§ What the exercise asks
Find the word "RIMES" in the material below and gather every line that contains it.

☆ ☆ ☆

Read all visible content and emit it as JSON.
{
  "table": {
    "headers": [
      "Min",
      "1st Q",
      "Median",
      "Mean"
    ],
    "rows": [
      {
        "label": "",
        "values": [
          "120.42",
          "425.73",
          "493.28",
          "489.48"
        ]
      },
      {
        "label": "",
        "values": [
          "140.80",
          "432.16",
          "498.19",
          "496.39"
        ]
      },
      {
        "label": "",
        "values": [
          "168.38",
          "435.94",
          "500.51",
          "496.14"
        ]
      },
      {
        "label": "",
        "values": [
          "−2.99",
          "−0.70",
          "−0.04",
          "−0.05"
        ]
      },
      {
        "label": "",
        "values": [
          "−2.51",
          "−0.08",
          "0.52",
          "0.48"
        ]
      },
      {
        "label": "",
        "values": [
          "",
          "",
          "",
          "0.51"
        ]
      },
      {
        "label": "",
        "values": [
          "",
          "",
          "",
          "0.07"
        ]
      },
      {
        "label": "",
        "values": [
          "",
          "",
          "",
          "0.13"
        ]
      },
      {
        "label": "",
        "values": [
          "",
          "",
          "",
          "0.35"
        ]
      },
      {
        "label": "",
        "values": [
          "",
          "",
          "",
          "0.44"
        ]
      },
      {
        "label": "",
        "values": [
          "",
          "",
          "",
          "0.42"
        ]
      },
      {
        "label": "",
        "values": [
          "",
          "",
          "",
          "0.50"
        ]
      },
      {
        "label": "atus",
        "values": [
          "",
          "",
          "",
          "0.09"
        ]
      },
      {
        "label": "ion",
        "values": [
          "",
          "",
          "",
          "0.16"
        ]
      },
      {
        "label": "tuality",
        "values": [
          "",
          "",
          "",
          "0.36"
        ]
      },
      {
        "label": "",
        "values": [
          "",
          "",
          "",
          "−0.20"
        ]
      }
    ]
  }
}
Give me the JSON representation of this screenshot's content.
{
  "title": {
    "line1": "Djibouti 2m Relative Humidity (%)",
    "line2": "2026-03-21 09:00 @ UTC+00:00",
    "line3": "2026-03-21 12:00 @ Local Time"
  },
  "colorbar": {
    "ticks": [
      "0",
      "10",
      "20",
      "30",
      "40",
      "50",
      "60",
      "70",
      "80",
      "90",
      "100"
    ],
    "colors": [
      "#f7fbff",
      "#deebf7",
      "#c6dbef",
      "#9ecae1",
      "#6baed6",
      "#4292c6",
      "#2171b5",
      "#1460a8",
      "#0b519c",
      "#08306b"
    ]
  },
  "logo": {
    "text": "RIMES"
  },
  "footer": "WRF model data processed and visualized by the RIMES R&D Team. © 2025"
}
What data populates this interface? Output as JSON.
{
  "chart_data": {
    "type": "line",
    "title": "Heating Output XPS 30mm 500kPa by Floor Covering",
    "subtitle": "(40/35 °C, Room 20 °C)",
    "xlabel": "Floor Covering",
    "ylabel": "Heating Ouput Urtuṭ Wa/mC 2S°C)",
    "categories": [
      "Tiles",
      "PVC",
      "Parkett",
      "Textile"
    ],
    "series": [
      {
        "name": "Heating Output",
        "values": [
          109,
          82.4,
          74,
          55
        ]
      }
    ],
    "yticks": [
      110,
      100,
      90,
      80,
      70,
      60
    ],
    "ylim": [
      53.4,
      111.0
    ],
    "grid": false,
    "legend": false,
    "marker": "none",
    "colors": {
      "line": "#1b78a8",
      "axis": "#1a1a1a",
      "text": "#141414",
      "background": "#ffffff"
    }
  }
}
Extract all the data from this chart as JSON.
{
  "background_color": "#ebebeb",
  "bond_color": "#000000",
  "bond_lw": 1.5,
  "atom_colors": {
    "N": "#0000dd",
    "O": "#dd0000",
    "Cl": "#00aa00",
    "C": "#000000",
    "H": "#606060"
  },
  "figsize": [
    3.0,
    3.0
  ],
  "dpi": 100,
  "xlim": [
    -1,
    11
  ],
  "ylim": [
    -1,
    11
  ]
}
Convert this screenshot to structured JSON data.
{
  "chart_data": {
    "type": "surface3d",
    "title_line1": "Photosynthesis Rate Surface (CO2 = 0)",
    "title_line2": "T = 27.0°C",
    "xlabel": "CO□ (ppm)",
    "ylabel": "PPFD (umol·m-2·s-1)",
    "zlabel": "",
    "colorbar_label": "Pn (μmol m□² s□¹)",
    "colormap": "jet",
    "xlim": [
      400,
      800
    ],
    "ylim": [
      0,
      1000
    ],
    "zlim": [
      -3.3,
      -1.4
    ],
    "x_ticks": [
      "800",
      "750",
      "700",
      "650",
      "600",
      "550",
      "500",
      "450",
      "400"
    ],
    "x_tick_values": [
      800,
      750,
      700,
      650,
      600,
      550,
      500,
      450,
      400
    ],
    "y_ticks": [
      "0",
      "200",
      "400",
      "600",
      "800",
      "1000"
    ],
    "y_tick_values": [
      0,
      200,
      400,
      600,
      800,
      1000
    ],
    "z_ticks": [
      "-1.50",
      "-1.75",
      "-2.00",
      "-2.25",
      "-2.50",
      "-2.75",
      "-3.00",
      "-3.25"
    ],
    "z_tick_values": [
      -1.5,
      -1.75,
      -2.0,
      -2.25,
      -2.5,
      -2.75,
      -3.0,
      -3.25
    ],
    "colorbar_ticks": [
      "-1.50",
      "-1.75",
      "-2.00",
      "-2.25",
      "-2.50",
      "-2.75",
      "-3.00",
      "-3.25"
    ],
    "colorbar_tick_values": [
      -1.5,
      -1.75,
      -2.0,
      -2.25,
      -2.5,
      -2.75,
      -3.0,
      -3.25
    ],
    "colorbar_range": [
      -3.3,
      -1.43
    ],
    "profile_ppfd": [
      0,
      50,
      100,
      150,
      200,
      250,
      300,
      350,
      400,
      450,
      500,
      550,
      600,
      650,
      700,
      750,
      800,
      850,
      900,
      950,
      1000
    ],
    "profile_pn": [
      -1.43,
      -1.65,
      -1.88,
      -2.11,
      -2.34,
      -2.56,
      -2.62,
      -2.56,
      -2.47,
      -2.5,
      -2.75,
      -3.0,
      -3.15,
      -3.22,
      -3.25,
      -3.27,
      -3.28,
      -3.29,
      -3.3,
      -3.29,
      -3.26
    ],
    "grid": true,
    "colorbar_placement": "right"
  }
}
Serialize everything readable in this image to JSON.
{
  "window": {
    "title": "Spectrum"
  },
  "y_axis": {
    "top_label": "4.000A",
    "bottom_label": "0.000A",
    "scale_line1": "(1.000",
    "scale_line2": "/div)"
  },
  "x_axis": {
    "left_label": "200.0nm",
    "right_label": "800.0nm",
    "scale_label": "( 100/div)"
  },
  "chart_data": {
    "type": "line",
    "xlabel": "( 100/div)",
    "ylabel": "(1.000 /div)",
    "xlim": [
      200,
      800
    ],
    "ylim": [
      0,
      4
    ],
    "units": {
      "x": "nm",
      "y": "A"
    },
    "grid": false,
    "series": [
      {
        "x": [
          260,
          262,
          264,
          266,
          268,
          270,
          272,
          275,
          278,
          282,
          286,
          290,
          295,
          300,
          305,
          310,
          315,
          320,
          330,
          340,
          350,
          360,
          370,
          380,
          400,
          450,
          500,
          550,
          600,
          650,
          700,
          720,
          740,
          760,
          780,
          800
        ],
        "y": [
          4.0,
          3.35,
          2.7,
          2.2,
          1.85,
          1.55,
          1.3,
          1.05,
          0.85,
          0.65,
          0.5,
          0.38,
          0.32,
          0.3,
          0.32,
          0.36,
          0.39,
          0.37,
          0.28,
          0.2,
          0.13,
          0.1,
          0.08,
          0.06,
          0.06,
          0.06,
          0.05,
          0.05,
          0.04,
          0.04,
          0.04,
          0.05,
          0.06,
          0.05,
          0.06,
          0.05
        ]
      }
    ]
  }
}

☆ ☆ ☆

§ Full answer
    "text": "RIMES"
  "footer": "WRF model data processed and visualized by the RIMES R&D Team. © 2025"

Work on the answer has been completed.